• AIM: Return every record verbatim.

[Dataset items]
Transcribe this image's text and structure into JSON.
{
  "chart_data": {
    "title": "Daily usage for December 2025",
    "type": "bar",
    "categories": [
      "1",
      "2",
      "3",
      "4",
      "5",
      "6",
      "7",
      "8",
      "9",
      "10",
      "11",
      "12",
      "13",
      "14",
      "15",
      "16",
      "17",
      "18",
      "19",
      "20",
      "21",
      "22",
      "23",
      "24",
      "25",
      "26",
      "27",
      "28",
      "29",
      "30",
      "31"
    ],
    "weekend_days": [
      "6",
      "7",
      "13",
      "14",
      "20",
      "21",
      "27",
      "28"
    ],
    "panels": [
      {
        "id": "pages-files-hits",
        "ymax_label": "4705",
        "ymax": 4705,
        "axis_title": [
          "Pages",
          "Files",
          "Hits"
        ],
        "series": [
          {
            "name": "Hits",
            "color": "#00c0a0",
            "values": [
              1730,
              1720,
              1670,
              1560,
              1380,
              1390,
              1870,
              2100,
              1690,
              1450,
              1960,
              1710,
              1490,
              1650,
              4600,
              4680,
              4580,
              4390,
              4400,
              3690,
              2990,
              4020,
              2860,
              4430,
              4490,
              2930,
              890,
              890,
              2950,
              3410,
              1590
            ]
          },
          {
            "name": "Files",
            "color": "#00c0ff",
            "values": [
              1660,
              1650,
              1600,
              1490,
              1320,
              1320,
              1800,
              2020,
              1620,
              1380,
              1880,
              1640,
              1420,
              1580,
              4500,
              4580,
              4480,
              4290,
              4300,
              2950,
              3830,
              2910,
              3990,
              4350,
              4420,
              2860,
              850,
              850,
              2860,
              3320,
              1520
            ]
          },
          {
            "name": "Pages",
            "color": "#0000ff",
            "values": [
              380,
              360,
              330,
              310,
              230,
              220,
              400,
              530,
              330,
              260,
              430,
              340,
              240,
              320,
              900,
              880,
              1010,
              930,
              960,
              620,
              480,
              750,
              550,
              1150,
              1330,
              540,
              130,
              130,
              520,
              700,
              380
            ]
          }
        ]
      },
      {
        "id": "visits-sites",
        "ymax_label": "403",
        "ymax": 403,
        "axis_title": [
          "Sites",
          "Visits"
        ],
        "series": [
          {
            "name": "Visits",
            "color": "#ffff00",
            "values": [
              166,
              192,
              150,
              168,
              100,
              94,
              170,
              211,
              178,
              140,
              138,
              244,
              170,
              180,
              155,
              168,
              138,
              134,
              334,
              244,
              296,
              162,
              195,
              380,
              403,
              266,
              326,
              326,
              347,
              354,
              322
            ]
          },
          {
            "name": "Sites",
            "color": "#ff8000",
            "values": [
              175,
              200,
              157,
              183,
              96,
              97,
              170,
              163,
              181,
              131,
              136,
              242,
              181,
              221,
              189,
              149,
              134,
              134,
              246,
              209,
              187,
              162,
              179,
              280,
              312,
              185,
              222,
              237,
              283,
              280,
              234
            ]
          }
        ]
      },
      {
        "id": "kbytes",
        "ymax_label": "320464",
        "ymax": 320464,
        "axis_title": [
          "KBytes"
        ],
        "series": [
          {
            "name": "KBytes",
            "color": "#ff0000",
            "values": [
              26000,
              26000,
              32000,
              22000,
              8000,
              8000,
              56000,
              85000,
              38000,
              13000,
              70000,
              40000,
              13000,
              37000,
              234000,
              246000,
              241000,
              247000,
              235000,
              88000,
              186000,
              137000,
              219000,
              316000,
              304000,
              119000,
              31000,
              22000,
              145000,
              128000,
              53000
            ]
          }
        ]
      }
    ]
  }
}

• WRITTEN SOLUTION:
Transcribe this image's text and structure into JSON.
{
  "chart_data": {
    "title": "Daily usage for December 2025",
    "type": "bar",
    "categories": [
      "1",
      "2",
      "3",
      "4",
      "5",
      "6",
      "7",
      "8",
      "9",
      "10",
      "11",
      "12",
      "13",
      "14",
      "15",
      "16",
      "17",
      "18",
      "19",
      "20",
      "21",
      "22",
      "23",
      "24",
      "25",
      "26",
      "27",
      "28",
      "29",
      "30",
      "31"
    ],
    "weekend_days": [
      "6",
      "7",
      "13",
      "14",
      "20",
      "21",
      "27",
      "28"
    ],
    "panels": [
      {
        "id": "pages-files-hits",
        "ymax_label": "4705",
        "ymax": 4705,
        "axis_title": [
          "Pages",
          "Files",
          "Hits"
        ],
        "series": [
          {
            "name": "Hits",
            "color": "#00c0a0",
            "values": [
              1730,
              1720,
              1670,
              1560,
              1380,
              1390,
              1870,
              2100,
              1690,
              1450,
              1960,
              1710,
              1490,
              1650,
              4600,
              4680,
              4580,
              4390,
              4400,
              3690,
              2990,
              4020,
              2860,
              4430,
              4490,
              2930,
              890,
              890,
              2950,
              3410,
              1590
            ]
          },
          {
            "name": "Files",
            "color": "#00c0ff",
            "values": [
              1660,
              1650,
              1600,
              1490,
              1320,
              1320,
              1800,
              2020,
              1620,
              1380,
              1880,
              1640,
              1420,
              1580,
              4500,
              4580,
              4480,
              4290,
              4300,
              2950,
              3830,
              2910,
              3990,
              4350,
              4420,
              2860,
              850,
              850,
              2860,
              3320,
              1520
            ]
          },
          {
            "name": "Pages",
            "color": "#0000ff",
            "values": [
              380,
              360,
              330,
              310,
              230,
              220,
              400,
              530,
              330,
              260,
              430,
              340,
              240,
              320,
              900,
              880,
              1010,
              930,
              960,
              620,
              480,
              750,
              550,
              1150,
              1330,
              540,
              130,
              130,
              520,
              700,
              380
            ]
          }
        ]
      },
      {
        "id": "visits-sites",
        "ymax_label": "403",
        "ymax": 403,
        "axis_title": [
          "Sites",
          "Visits"
        ],
        "series": [
          {
            "name": "Visits",
            "color": "#ffff00",
            "values": [
              166,
              192,
              150,
              168,
              100,
              94,
              170,
              211,
              178,
              140,
              138,
              244,
              170,
              180,
              155,
              168,
              138,
              134,
              334,
              244,
              296,
              162,
              195,
              380,
              403,
              266,
              326,
              326,
              347,
              354,
              322
            ]
          },
          {
            "name": "Sites",
            "color": "#ff8000",
            "values": [
              175,
              200,
              157,
              183,
              96,
              97,
              170,
              163,
              181,
              131,
              136,
              242,
              181,
              221,
              189,
              149,
              134,
              134,
              246,
              209,
              187,
              162,
              179,
              280,
              312,
              185,
              222,
              237,
              283,
              280,
              234
            ]
          }
        ]
      },
      {
        "id": "kbytes",
        "ymax_label": "320464",
        "ymax": 320464,
        "axis_title": [
          "KBytes"
        ],
        "series": [
          {
            "name": "KBytes",
            "color": "#ff0000",
            "values": [
              26000,
              26000,
              32000,
              22000,
              8000,
              8000,
              56000,
              85000,
              38000,
              13000,
              70000,
              40000,
              13000,
              37000,
              234000,
              246000,
              241000,
              247000,
              235000,
              88000,
              186000,
              137000,
              219000,
              316000,
              304000,
              119000,
              31000,
              22000,
              145000,
              128000,
              53000
            ]
          }
        ]
      }
    ]
  }
}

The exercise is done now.